## BEGIN INPUT RECORDS

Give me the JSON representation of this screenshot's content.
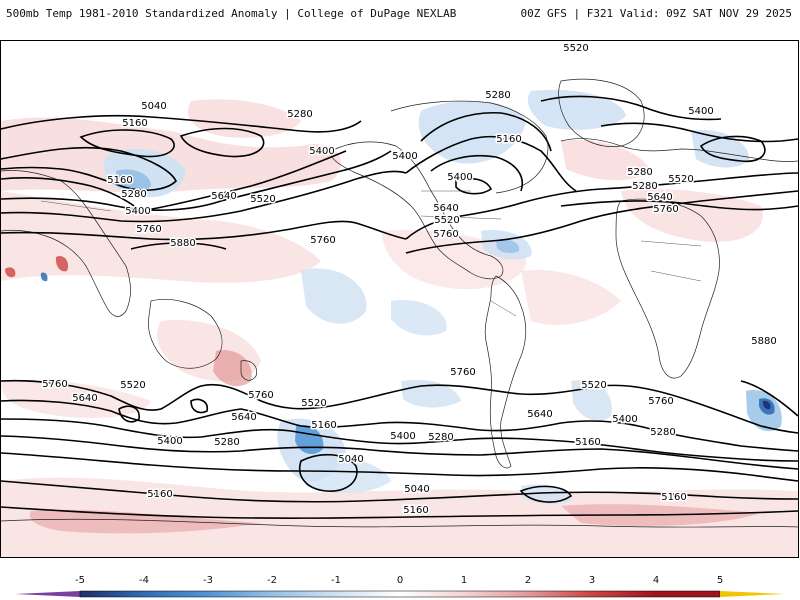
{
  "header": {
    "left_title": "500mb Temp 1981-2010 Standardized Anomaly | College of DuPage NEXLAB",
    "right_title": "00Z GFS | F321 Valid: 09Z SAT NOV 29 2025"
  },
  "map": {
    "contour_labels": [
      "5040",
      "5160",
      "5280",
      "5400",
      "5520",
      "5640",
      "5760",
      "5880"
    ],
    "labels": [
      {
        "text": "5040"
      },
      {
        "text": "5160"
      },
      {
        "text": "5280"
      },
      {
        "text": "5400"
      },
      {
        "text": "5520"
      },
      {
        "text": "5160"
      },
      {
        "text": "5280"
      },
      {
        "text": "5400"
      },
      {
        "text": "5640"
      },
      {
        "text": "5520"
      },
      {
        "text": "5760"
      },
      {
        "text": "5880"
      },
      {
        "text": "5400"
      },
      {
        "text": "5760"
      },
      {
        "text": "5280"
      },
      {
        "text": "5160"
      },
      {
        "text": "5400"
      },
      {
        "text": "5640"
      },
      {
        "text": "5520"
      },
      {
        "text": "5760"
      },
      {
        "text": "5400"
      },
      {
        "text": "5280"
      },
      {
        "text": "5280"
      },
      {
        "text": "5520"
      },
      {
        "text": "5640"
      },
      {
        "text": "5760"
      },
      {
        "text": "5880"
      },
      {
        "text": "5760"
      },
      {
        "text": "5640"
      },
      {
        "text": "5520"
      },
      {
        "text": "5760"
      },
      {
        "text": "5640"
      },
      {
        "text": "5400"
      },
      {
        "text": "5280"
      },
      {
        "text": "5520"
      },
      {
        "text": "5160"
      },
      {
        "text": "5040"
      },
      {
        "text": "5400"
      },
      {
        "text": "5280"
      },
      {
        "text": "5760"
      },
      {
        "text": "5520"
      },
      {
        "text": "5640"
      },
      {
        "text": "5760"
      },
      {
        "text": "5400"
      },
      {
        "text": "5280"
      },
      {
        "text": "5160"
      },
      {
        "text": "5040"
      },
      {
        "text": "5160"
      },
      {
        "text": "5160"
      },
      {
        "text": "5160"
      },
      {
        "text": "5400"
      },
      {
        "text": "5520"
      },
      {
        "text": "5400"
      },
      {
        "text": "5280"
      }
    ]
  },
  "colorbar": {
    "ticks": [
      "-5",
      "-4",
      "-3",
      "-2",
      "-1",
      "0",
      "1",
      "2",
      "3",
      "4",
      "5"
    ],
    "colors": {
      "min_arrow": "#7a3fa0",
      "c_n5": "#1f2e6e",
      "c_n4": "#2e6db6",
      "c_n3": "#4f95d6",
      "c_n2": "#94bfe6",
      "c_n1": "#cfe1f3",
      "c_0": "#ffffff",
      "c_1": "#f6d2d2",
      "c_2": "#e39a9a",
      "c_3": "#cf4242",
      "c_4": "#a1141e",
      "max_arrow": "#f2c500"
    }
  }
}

## END INPUT RECORDS
## BEGIN INPUT RECORDS

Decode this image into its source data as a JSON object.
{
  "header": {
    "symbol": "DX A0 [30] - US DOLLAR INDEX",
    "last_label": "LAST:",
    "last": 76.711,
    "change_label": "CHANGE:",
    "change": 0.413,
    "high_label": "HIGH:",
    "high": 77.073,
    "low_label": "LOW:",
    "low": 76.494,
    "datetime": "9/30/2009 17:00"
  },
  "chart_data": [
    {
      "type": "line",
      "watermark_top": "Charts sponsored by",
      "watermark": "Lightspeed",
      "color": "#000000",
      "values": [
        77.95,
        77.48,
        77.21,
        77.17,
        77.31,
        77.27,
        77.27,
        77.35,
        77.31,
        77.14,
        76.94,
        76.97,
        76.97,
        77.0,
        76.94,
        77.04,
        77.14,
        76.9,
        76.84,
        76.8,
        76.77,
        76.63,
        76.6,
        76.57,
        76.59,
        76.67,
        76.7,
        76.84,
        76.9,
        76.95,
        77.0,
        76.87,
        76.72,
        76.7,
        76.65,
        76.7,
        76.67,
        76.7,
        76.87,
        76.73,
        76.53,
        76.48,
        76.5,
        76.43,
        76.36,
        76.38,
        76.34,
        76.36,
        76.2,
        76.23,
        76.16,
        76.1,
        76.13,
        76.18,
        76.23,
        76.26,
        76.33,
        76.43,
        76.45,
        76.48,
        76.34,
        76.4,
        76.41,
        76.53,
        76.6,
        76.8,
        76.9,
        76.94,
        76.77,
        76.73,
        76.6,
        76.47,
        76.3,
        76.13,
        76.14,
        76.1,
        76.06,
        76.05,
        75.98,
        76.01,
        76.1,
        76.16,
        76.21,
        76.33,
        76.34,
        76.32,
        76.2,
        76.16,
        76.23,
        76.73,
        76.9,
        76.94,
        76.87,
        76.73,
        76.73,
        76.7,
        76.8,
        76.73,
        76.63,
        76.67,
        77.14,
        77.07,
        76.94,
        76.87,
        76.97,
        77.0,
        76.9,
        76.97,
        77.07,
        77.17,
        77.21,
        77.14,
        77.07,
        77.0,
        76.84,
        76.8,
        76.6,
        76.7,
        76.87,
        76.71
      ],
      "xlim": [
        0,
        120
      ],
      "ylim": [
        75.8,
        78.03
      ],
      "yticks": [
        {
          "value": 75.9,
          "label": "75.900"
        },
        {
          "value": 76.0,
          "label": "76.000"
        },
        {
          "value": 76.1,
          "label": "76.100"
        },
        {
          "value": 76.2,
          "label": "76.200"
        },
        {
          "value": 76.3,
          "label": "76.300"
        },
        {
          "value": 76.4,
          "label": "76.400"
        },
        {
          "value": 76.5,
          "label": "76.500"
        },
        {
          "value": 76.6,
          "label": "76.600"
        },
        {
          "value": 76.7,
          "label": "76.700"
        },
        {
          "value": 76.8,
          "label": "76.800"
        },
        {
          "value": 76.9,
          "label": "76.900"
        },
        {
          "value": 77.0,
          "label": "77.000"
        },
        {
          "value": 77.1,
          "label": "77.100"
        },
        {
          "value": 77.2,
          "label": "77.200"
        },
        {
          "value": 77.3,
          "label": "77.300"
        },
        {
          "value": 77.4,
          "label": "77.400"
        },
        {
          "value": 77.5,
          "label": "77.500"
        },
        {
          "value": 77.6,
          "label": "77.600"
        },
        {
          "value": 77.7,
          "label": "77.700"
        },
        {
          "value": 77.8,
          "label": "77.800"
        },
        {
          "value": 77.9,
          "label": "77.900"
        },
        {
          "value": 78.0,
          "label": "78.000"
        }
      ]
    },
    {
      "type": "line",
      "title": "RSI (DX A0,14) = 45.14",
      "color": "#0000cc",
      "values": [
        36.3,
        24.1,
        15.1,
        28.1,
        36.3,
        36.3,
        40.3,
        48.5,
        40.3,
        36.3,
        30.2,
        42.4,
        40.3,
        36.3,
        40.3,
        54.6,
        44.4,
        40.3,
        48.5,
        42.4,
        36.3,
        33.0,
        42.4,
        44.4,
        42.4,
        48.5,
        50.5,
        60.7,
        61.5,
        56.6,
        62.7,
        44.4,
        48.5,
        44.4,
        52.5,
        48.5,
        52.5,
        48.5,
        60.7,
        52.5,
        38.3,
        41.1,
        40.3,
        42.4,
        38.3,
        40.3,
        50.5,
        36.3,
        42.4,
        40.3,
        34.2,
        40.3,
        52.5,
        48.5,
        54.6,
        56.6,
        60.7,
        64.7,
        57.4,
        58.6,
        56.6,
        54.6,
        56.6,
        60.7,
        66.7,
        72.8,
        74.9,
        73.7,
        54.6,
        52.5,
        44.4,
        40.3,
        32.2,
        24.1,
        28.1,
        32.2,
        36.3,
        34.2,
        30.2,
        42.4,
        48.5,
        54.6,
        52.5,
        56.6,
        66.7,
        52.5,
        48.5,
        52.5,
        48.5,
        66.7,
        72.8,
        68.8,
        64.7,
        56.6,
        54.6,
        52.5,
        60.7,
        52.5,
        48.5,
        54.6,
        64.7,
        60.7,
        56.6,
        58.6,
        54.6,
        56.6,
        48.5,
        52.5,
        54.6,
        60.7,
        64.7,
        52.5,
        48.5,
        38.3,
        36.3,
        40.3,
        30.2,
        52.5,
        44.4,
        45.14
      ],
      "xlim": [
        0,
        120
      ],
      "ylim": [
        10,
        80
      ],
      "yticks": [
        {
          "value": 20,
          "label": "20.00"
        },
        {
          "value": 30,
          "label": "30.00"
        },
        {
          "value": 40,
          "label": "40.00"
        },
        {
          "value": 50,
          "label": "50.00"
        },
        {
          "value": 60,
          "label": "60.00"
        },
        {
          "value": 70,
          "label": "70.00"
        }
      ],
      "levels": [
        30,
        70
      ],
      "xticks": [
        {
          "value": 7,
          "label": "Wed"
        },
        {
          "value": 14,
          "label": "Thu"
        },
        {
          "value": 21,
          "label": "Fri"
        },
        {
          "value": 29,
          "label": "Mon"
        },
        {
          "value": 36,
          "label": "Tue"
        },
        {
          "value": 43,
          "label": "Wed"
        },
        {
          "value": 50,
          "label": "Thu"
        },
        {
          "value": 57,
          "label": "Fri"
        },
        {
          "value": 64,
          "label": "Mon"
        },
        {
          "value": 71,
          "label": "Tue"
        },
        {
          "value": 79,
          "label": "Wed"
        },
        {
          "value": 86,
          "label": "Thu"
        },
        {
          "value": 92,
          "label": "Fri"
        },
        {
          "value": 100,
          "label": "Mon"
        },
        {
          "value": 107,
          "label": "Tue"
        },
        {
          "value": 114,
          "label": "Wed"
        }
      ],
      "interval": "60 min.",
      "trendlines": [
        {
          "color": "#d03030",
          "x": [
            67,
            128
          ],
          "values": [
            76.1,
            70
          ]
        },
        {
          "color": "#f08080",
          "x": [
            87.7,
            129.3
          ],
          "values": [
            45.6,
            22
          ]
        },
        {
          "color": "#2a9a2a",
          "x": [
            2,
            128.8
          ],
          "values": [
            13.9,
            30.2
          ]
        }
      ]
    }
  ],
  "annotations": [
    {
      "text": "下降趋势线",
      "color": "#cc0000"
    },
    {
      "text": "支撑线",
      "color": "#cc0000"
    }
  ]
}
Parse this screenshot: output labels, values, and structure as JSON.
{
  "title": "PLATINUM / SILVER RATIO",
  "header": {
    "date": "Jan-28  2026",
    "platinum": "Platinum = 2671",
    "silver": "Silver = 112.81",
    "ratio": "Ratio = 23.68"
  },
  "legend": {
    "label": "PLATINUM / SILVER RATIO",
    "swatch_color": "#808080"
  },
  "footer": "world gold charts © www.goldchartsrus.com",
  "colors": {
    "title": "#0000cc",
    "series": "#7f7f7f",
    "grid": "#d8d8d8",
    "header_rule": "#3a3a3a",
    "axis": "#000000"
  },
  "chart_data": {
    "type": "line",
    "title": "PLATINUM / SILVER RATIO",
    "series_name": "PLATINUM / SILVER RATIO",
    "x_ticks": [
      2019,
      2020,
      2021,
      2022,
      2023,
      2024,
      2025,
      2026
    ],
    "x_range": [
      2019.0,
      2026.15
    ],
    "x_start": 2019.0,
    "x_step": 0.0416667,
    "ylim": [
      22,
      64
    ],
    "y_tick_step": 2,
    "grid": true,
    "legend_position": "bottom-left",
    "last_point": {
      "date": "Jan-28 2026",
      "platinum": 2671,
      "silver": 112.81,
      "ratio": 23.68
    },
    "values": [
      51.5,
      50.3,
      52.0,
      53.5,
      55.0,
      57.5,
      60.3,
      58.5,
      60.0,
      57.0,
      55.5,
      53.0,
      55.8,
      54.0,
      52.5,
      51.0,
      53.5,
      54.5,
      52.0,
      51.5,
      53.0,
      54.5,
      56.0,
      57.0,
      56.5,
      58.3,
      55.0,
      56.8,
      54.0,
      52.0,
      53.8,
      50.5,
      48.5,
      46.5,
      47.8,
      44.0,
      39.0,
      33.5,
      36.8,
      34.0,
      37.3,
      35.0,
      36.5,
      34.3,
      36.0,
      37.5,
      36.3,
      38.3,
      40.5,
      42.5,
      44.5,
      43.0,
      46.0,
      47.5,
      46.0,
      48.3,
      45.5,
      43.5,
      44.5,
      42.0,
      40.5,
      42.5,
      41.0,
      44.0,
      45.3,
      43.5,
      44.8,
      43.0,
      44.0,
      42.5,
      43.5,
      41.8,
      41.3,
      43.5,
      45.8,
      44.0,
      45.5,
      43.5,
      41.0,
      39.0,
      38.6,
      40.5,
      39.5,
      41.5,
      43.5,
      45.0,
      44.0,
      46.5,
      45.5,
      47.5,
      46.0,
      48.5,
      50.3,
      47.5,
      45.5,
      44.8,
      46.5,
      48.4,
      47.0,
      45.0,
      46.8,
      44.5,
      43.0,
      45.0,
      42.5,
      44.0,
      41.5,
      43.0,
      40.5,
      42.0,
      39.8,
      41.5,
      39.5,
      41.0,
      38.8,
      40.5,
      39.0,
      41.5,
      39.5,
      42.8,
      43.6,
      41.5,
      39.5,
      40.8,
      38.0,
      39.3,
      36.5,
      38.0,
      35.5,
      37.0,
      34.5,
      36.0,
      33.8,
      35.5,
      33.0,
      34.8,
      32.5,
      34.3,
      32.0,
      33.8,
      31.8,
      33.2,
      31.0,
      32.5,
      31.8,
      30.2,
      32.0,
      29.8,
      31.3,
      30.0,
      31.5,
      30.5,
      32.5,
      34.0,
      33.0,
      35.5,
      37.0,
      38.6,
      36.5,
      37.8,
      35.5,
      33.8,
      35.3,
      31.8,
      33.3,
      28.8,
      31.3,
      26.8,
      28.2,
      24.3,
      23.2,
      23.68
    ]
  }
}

## END INPUT RECORDS

How many of the lines above contain the string "JSON"? Give the number only.

3